**Given request:** Copy out all the lines exactly. Omit pictures.

* Begin Data to process *

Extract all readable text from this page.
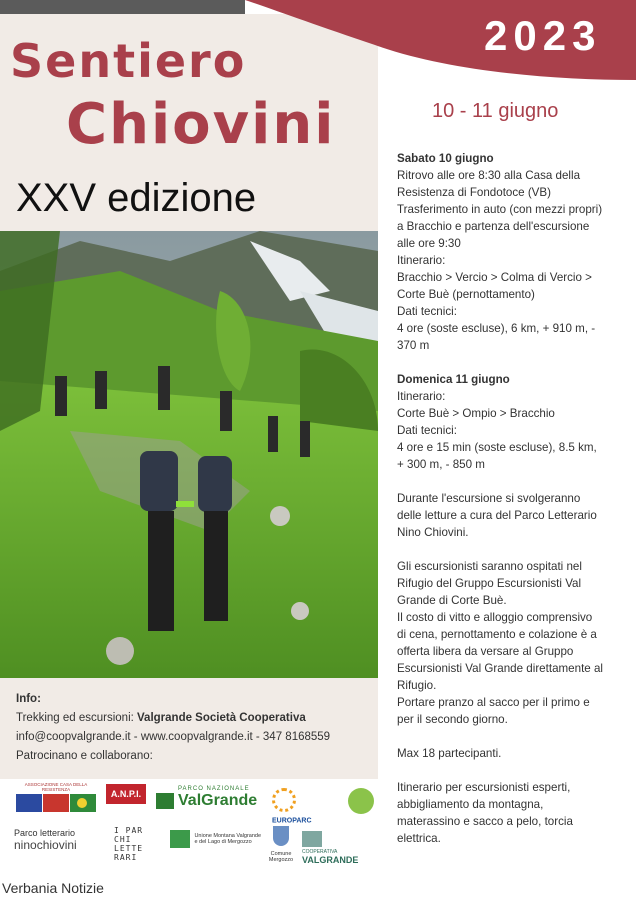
Sentiero
Chiovini
XXV edizione
Info:
Trekking ed escursioni: Valgrande Società Cooperativa
info@coopvalgrande.it - www.coopvalgrande.it - 347 8168559
Patrocinano e collaborano:
ASSOCIAZIONE CASA DELLA RESISTENZA	A.N.P.I.	PARCO NAZIONALE
ValGrande
EUROPARC
Parco letterario
ninochiovini
I PAR CHI LETTE RARI

Unione Montana Valgrande
e del Lago di Mergozzo
Comune Mergozzo

COOPERATIVA
VALGRANDE
Verbania Notizie
2023
10 - 11 giugno

Sabato 10 giugno
Ritrovo alle ore 8:30 alla Casa della
Resistenza di Fondotoce (VB)
Trasferimento in auto (con mezzi propri)
a Bracchio e partenza dell'escursione
alle ore 9:30
Itinerario:
Bracchio > Vercio > Colma di Vercio >
Corte Buè (pernottamento)
Dati tecnici:
4 ore (soste escluse), 6 km, + 910 m, -
370 m

Domenica 11 giugno
Itinerario:
Corte Buè > Ompio > Bracchio
Dati tecnici:
4 ore e 15 min (soste escluse), 8.5 km,
+ 300 m, - 850 m

Durante l'escursione si svolgeranno
delle letture a cura del Parco Letterario
Nino Chiovini.

Gli escursionisti saranno ospitati nel
Rifugio del Gruppo Escursionisti Val
Grande di Corte Buè.
Il costo di vitto e alloggio comprensivo
di cena, pernottamento e colazione è a
offerta libera da versare al Gruppo
Escursionisti Val Grande direttamente al
Rifugio.
Portare pranzo al sacco per il primo e
per il secondo giorno.

Max 18 partecipanti.

Itinerario per escursionisti esperti,
abbigliamento da montagna,
materassino e sacco a pelo, torcia
elettrica.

* End Data to process *

**Problem solution:**
Extract all readable text from this page.
Sentiero
Chiovini
XXV edizione
Info:
Trekking ed escursioni: Valgrande Società Cooperativa
info@coopvalgrande.it - www.coopvalgrande.it - 347 8168559
Patrocinano e collaborano:
ASSOCIAZIONE CASA DELLA RESISTENZA	A.N.P.I.	PARCO NAZIONALE
ValGrande
EUROPARC
Parco letterario
ninochiovini
I PAR CHI LETTE RARI

Unione Montana Valgrande
e del Lago di Mergozzo
Comune Mergozzo

COOPERATIVA
VALGRANDE
Verbania Notizie
2023
10 - 11 giugno

Sabato 10 giugno
Ritrovo alle ore 8:30 alla Casa della
Resistenza di Fondotoce (VB)
Trasferimento in auto (con mezzi propri)
a Bracchio e partenza dell'escursione
alle ore 9:30
Itinerario:
Bracchio > Vercio > Colma di Vercio >
Corte Buè (pernottamento)
Dati tecnici:
4 ore (soste escluse), 6 km, + 910 m, -
370 m

Domenica 11 giugno
Itinerario:
Corte Buè > Ompio > Bracchio
Dati tecnici:
4 ore e 15 min (soste escluse), 8.5 km,
+ 300 m, - 850 m

Durante l'escursione si svolgeranno
delle letture a cura del Parco Letterario
Nino Chiovini.

Gli escursionisti saranno ospitati nel
Rifugio del Gruppo Escursionisti Val
Grande di Corte Buè.
Il costo di vitto e alloggio comprensivo
di cena, pernottamento e colazione è a
offerta libera da versare al Gruppo
Escursionisti Val Grande direttamente al
Rifugio.
Portare pranzo al sacco per il primo e
per il secondo giorno.

Max 18 partecipanti.

Itinerario per escursionisti esperti,
abbigliamento da montagna,
materassino e sacco a pelo, torcia
elettrica.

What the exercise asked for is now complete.